WHAT TO WORK ON: Here are some records. Copy each one exactly.

SUPPLIED DATA:
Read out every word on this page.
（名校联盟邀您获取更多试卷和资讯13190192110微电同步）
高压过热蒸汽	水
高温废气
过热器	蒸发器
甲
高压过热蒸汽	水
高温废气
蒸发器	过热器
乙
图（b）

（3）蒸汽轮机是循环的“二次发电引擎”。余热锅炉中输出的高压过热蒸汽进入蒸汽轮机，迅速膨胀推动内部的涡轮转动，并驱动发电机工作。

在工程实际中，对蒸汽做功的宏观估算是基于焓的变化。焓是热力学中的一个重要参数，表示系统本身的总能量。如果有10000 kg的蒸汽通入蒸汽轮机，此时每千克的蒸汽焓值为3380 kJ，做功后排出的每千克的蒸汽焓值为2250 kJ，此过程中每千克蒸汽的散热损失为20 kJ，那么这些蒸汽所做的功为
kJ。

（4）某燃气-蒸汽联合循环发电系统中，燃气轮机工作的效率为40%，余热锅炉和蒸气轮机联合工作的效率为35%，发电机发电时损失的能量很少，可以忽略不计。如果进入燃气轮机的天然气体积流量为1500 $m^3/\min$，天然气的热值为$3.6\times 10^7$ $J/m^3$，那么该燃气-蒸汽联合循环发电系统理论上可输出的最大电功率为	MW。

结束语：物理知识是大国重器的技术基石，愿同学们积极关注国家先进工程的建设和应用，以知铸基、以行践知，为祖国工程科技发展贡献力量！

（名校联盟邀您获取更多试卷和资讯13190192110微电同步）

OUTPUT OF THE TASK:
Read out every word on this page.
（名校联盟邀您获取更多试卷和资讯13190192110微电同步）
高压过热蒸汽	水
高温废气
过热器	蒸发器
甲
高压过热蒸汽	水
高温废气
蒸发器	过热器
乙
图（b）

（3）蒸汽轮机是循环的“二次发电引擎”。余热锅炉中输出的高压过热蒸汽进入蒸汽轮机，迅速膨胀推动内部的涡轮转动，并驱动发电机工作。

在工程实际中，对蒸汽做功的宏观估算是基于焓的变化。焓是热力学中的一个重要参数，表示系统本身的总能量。如果有10000 kg的蒸汽通入蒸汽轮机，此时每千克的蒸汽焓值为3380 kJ，做功后排出的每千克的蒸汽焓值为2250 kJ，此过程中每千克蒸汽的散热损失为20 kJ，那么这些蒸汽所做的功为
kJ。

（4）某燃气-蒸汽联合循环发电系统中，燃气轮机工作的效率为40%，余热锅炉和蒸气轮机联合工作的效率为35%，发电机发电时损失的能量很少，可以忽略不计。如果进入燃气轮机的天然气体积流量为1500 $m^3/\min$，天然气的热值为$3.6\times 10^7$ $J/m^3$，那么该燃气-蒸汽联合循环发电系统理论上可输出的最大电功率为	MW。

结束语：物理知识是大国重器的技术基石，愿同学们积极关注国家先进工程的建设和应用，以知铸基、以行践知，为祖国工程科技发展贡献力量！

（名校联盟邀您获取更多试卷和资讯13190192110微电同步）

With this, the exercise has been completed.